Figure content listings
........

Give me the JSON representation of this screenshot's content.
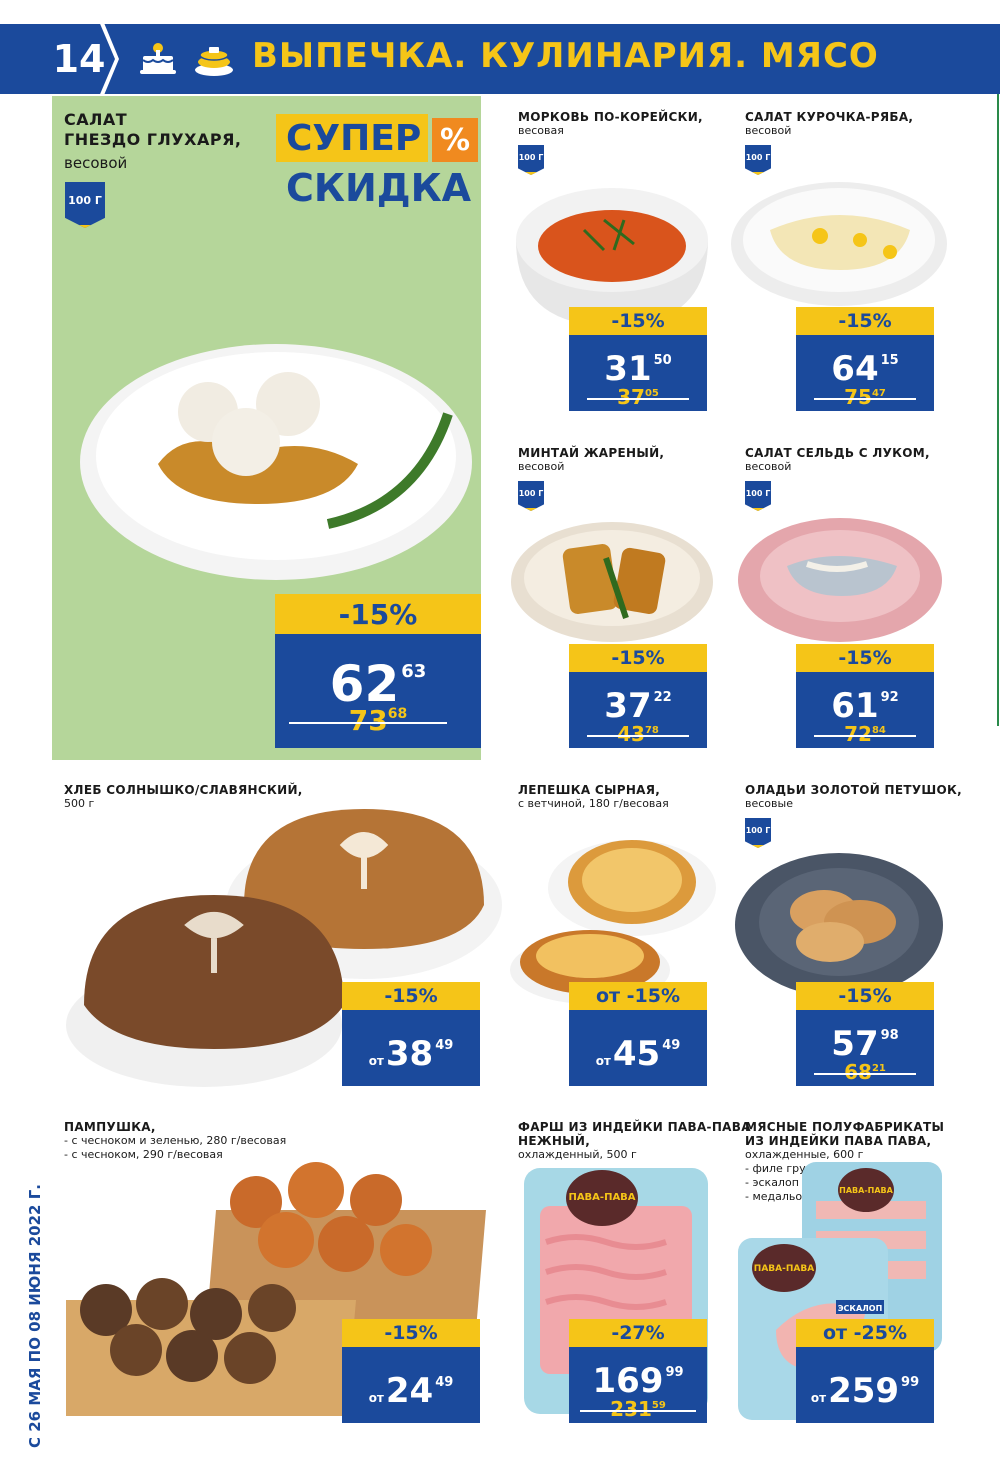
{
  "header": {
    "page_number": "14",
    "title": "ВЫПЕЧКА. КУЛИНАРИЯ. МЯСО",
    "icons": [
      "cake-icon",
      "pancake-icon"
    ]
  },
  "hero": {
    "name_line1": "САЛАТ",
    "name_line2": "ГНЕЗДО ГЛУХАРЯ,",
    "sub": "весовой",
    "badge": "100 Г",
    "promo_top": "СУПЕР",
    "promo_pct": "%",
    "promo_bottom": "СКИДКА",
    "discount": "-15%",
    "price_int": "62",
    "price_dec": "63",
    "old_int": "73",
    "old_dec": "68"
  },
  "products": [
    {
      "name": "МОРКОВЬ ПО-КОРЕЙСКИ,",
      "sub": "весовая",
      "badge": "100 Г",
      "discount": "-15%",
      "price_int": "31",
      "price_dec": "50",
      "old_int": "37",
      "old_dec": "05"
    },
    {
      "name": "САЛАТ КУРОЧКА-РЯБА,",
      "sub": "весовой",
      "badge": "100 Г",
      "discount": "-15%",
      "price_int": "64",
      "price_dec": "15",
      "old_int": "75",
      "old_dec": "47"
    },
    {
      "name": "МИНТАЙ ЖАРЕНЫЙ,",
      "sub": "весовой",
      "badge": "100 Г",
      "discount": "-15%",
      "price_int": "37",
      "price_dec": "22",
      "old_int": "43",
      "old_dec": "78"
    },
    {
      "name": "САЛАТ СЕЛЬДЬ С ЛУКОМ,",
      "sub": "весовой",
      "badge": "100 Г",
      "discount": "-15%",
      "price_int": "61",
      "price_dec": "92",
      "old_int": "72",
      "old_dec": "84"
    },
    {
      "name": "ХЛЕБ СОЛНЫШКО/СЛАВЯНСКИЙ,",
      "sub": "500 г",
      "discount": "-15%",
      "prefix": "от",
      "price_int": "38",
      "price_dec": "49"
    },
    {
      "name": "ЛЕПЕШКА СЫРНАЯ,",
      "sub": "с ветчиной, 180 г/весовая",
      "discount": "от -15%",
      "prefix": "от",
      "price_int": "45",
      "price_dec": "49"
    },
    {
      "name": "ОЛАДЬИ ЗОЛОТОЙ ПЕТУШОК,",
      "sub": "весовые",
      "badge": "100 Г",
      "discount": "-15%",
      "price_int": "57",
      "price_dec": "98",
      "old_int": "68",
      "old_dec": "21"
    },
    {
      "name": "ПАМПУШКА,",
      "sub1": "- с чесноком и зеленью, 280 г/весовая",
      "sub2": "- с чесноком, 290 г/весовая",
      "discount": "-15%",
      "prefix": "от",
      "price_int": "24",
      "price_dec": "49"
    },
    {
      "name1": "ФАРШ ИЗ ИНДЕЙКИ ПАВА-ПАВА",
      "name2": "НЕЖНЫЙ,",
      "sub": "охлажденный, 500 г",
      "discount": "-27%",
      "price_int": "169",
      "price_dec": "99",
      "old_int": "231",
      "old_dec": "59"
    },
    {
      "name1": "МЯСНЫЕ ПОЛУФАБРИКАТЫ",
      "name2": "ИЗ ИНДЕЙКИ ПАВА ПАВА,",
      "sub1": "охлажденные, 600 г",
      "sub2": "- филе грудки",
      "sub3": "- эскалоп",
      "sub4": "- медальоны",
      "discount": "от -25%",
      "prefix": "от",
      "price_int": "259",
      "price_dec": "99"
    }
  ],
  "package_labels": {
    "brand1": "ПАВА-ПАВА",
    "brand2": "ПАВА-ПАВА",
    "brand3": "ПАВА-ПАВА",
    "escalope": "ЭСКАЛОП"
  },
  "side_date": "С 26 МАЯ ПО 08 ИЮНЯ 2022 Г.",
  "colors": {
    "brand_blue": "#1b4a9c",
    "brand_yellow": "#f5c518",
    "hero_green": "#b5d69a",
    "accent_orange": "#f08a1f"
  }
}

........

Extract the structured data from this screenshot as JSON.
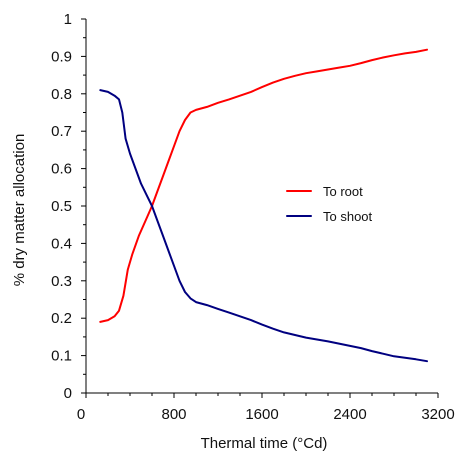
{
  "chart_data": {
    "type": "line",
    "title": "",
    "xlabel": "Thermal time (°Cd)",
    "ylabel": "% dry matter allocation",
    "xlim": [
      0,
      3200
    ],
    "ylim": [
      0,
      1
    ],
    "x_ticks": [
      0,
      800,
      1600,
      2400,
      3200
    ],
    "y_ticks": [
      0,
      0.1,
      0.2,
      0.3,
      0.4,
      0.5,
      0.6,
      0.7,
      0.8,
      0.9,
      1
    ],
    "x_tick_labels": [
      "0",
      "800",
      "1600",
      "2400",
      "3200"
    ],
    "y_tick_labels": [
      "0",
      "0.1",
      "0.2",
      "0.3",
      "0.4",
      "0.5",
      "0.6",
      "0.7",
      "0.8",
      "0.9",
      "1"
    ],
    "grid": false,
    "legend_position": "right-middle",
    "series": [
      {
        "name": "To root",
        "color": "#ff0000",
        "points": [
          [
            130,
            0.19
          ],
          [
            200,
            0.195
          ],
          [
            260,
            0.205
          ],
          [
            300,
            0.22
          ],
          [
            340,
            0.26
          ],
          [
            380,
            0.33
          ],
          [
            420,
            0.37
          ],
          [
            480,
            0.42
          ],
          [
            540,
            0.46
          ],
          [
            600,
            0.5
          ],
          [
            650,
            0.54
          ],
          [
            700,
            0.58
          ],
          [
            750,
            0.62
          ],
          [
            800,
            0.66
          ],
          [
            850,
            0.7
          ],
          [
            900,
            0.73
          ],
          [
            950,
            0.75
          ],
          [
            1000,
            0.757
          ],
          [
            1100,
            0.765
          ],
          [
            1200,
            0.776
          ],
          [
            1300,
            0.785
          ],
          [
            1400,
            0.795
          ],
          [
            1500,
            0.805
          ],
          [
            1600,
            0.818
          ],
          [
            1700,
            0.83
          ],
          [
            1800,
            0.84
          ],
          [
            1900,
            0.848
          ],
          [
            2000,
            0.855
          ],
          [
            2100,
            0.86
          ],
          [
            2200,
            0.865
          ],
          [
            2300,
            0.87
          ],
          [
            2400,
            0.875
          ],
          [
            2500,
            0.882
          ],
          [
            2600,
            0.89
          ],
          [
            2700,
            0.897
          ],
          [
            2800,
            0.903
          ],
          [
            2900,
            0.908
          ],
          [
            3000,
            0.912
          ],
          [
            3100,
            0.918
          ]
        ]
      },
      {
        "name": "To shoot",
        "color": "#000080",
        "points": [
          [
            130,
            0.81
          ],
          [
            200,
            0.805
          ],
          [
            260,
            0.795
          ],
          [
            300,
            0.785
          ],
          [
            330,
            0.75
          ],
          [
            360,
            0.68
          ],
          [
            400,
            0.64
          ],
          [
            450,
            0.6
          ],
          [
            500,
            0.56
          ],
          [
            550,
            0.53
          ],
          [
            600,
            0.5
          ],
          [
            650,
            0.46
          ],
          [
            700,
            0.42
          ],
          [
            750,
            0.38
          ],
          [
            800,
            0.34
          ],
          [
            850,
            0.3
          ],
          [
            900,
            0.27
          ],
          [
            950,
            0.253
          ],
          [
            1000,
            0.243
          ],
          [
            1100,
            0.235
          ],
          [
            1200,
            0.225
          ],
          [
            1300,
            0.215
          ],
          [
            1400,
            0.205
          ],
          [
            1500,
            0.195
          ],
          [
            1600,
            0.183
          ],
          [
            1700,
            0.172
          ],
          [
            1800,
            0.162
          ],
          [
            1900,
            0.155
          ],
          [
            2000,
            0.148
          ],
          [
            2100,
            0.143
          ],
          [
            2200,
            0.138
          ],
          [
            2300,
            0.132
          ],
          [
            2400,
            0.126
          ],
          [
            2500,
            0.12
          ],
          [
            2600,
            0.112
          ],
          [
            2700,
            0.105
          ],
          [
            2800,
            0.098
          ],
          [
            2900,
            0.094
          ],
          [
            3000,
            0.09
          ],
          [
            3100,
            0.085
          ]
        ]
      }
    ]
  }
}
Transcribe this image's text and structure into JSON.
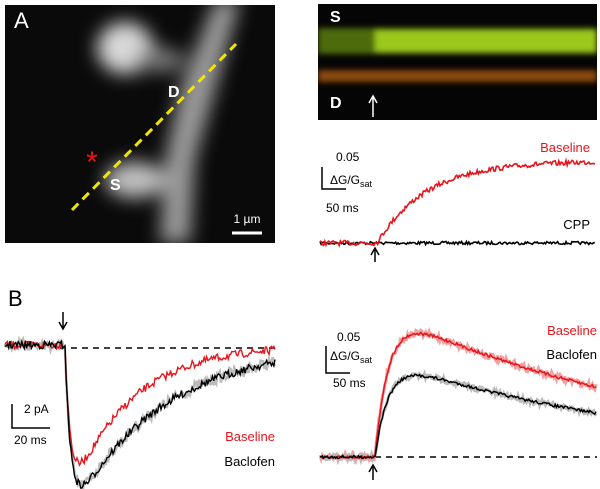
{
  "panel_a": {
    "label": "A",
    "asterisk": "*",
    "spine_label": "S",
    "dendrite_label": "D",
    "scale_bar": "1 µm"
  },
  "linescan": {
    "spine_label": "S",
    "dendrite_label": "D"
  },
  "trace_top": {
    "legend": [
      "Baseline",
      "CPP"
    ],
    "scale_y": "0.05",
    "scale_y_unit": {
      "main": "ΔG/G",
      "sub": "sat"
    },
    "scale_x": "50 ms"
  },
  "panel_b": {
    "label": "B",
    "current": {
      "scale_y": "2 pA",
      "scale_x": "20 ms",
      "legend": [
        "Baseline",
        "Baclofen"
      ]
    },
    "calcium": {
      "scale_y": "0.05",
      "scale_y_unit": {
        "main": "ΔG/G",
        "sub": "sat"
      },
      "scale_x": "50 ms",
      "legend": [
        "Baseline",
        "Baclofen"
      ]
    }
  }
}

........

**Exercise:** Sift the material for lines with the string "ПАВА". Copy each one found.

**Response to this task:**
      "name1": "ФАРШ ИЗ ИНДЕЙКИ ПАВА-ПАВА",
      "name2": "ИЗ ИНДЕЙКИ ПАВА ПАВА,",
    "brand1": "ПАВА-ПАВА",
    "brand2": "ПАВА-ПАВА",
    "brand3": "ПАВА-ПАВА",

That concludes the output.